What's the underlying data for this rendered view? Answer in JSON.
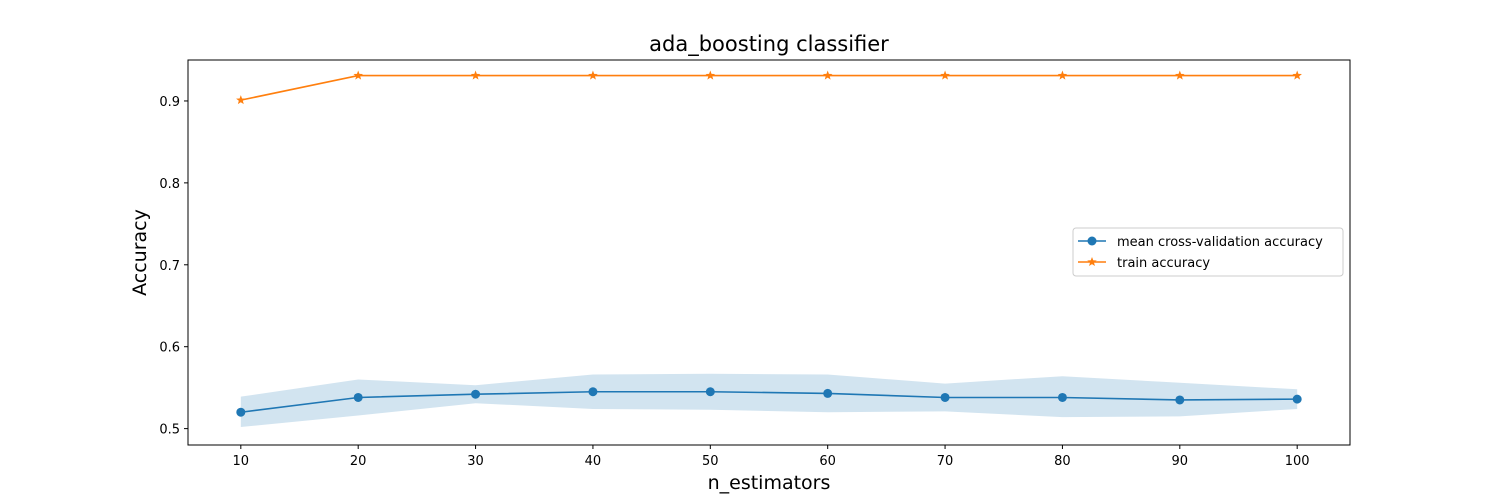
{
  "chart_data": {
    "type": "line",
    "title": "ada_boosting classifier",
    "xlabel": "n_estimators",
    "ylabel": "Accuracy",
    "x": [
      10,
      20,
      30,
      40,
      50,
      60,
      70,
      80,
      90,
      100
    ],
    "xticks": [
      "10",
      "20",
      "30",
      "40",
      "50",
      "60",
      "70",
      "80",
      "90",
      "100"
    ],
    "yticks": [
      "0.5",
      "0.6",
      "0.7",
      "0.8",
      "0.9"
    ],
    "xlim": [
      5.5,
      104.5
    ],
    "ylim": [
      0.48,
      0.95
    ],
    "grid": false,
    "legend_position": "center-right",
    "series": [
      {
        "name": "mean cross-validation accuracy",
        "color": "#1f77b4",
        "marker": "circle",
        "values": [
          0.52,
          0.538,
          0.542,
          0.545,
          0.545,
          0.543,
          0.538,
          0.538,
          0.535,
          0.536
        ],
        "band_upper": [
          0.539,
          0.56,
          0.553,
          0.566,
          0.567,
          0.566,
          0.555,
          0.564,
          0.556,
          0.548
        ],
        "band_lower": [
          0.502,
          0.516,
          0.531,
          0.524,
          0.523,
          0.52,
          0.521,
          0.514,
          0.515,
          0.524
        ]
      },
      {
        "name": "train accuracy",
        "color": "#ff7f0e",
        "marker": "star",
        "values": [
          0.901,
          0.931,
          0.931,
          0.931,
          0.931,
          0.931,
          0.931,
          0.931,
          0.931,
          0.931
        ]
      }
    ]
  }
}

SHORT PROBLEM: The pictures should not appear in the copy; every other part of the records above must be returned exactly.

THE REPLY:
What's the underlying data for this rendered view? Answer in JSON.
{
  "chart_data": {
    "type": "line",
    "title": "ada_boosting classifier",
    "xlabel": "n_estimators",
    "ylabel": "Accuracy",
    "x": [
      10,
      20,
      30,
      40,
      50,
      60,
      70,
      80,
      90,
      100
    ],
    "xticks": [
      "10",
      "20",
      "30",
      "40",
      "50",
      "60",
      "70",
      "80",
      "90",
      "100"
    ],
    "yticks": [
      "0.5",
      "0.6",
      "0.7",
      "0.8",
      "0.9"
    ],
    "xlim": [
      5.5,
      104.5
    ],
    "ylim": [
      0.48,
      0.95
    ],
    "grid": false,
    "legend_position": "center-right",
    "series": [
      {
        "name": "mean cross-validation accuracy",
        "color": "#1f77b4",
        "marker": "circle",
        "values": [
          0.52,
          0.538,
          0.542,
          0.545,
          0.545,
          0.543,
          0.538,
          0.538,
          0.535,
          0.536
        ],
        "band_upper": [
          0.539,
          0.56,
          0.553,
          0.566,
          0.567,
          0.566,
          0.555,
          0.564,
          0.556,
          0.548
        ],
        "band_lower": [
          0.502,
          0.516,
          0.531,
          0.524,
          0.523,
          0.52,
          0.521,
          0.514,
          0.515,
          0.524
        ]
      },
      {
        "name": "train accuracy",
        "color": "#ff7f0e",
        "marker": "star",
        "values": [
          0.901,
          0.931,
          0.931,
          0.931,
          0.931,
          0.931,
          0.931,
          0.931,
          0.931,
          0.931
        ]
      }
    ]
  }
}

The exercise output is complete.